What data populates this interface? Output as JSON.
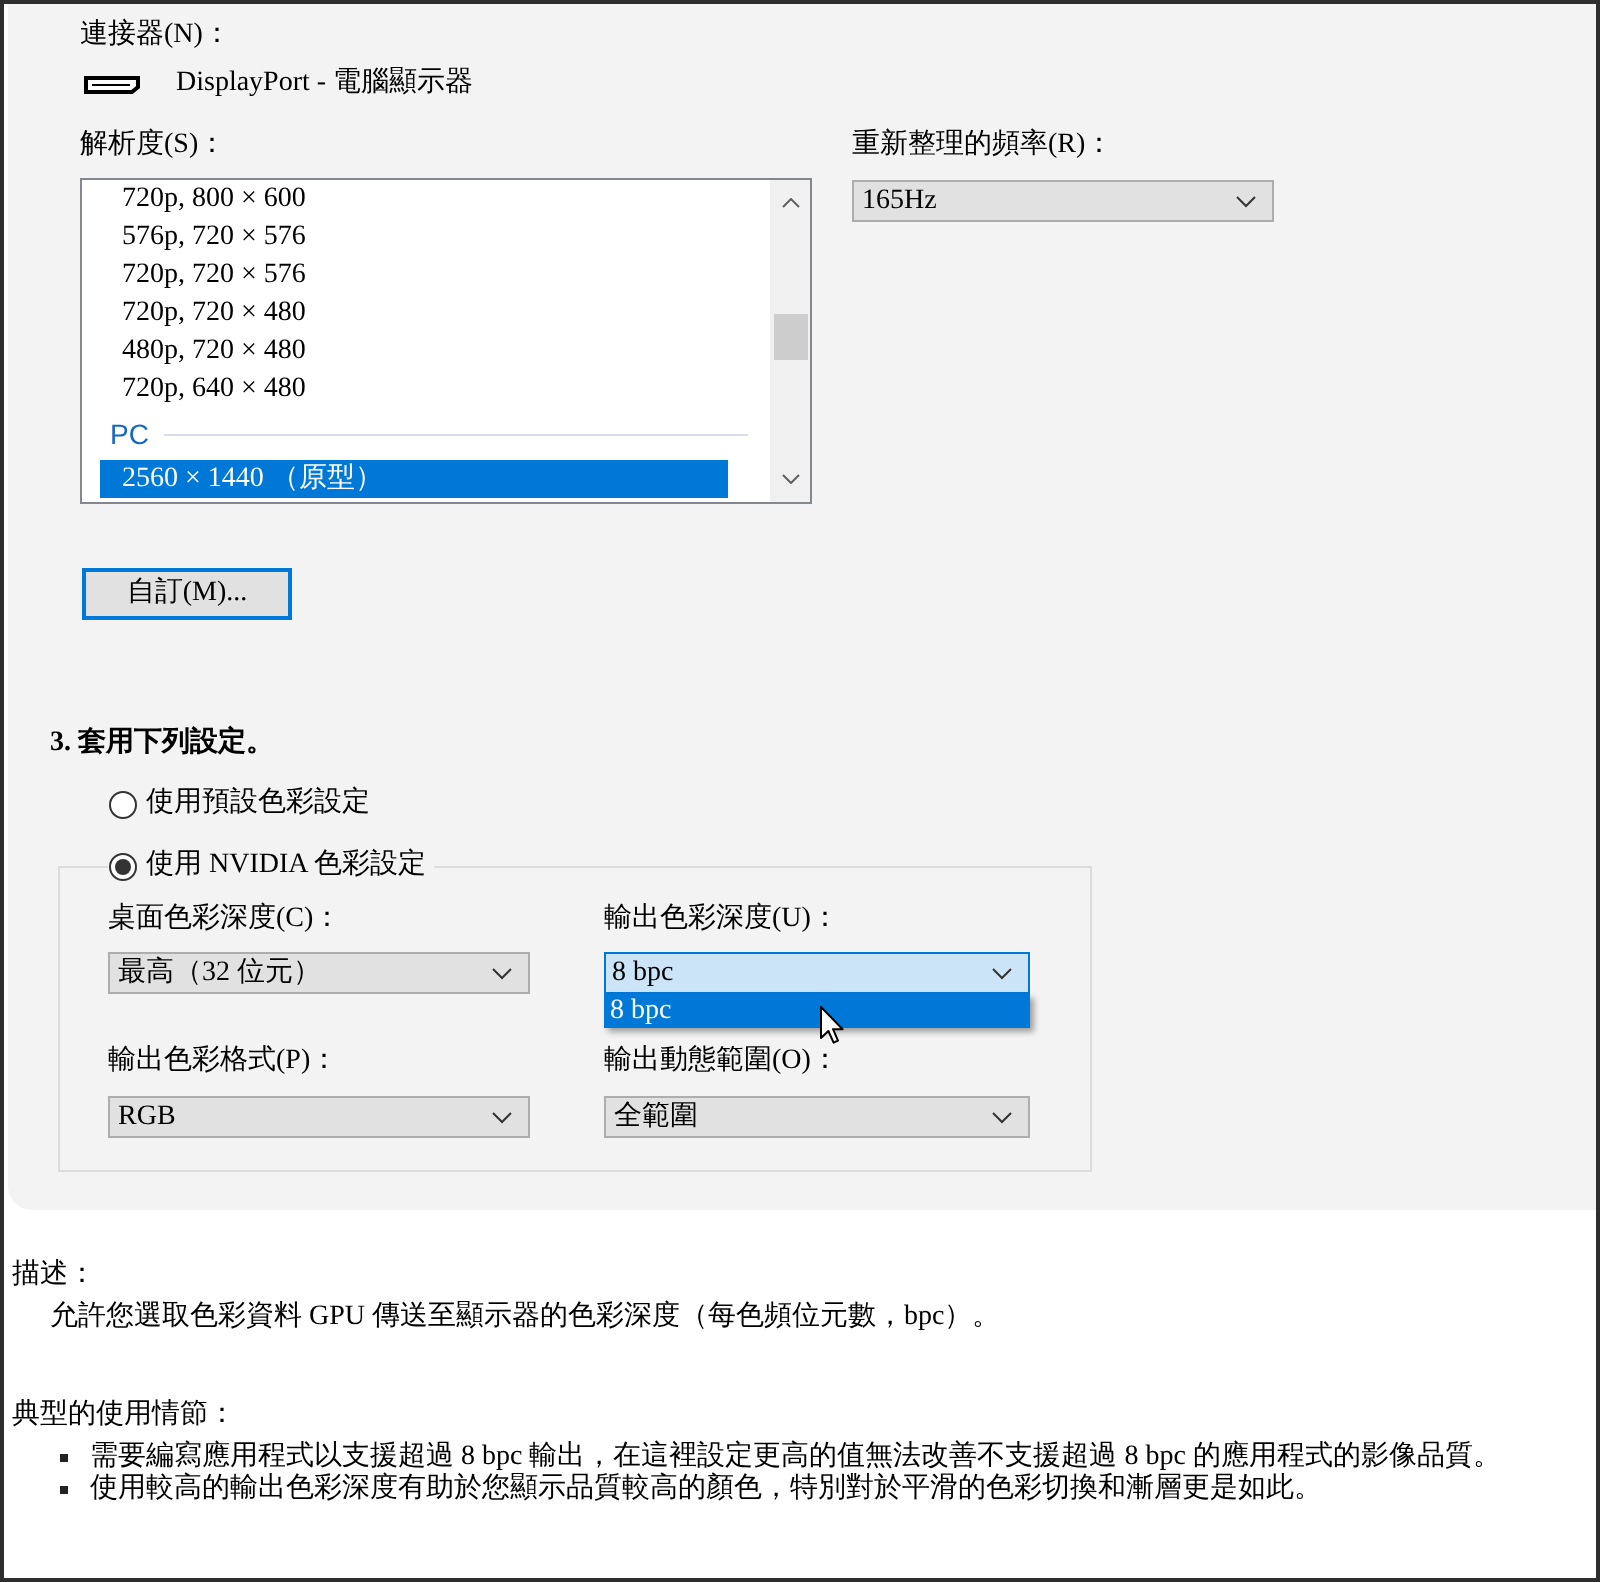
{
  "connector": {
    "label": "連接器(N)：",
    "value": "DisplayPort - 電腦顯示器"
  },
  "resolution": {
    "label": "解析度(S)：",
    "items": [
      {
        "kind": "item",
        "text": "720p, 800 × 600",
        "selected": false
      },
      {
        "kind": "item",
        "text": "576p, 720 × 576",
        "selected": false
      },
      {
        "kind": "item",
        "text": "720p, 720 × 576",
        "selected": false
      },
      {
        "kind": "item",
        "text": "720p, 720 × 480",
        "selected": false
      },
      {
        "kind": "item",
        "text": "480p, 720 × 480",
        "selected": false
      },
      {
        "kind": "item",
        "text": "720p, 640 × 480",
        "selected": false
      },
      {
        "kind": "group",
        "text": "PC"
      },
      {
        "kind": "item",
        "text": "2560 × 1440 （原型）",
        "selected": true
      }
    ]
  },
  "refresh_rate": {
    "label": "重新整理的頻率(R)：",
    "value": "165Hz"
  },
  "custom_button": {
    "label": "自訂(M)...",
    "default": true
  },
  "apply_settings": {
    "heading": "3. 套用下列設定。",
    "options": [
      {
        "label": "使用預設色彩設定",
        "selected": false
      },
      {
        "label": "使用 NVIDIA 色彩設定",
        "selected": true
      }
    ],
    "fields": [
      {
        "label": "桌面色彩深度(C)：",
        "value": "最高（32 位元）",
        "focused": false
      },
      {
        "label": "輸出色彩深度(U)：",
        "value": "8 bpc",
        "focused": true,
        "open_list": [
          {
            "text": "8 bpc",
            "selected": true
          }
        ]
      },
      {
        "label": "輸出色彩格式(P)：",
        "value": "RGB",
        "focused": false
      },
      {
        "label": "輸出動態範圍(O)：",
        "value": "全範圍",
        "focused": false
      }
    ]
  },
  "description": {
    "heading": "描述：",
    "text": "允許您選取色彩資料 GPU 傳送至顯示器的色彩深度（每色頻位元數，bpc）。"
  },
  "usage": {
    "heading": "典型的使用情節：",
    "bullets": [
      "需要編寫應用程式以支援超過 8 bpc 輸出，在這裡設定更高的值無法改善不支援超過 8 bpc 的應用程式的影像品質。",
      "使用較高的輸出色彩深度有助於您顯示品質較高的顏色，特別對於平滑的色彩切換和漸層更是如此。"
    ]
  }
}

__Problem to solve__: Using the records above, select and copy every line that has the word "true".

__Written response__:
        "selected": true
    "default": true
        "selected": true
        "focused": true,
            "selected": true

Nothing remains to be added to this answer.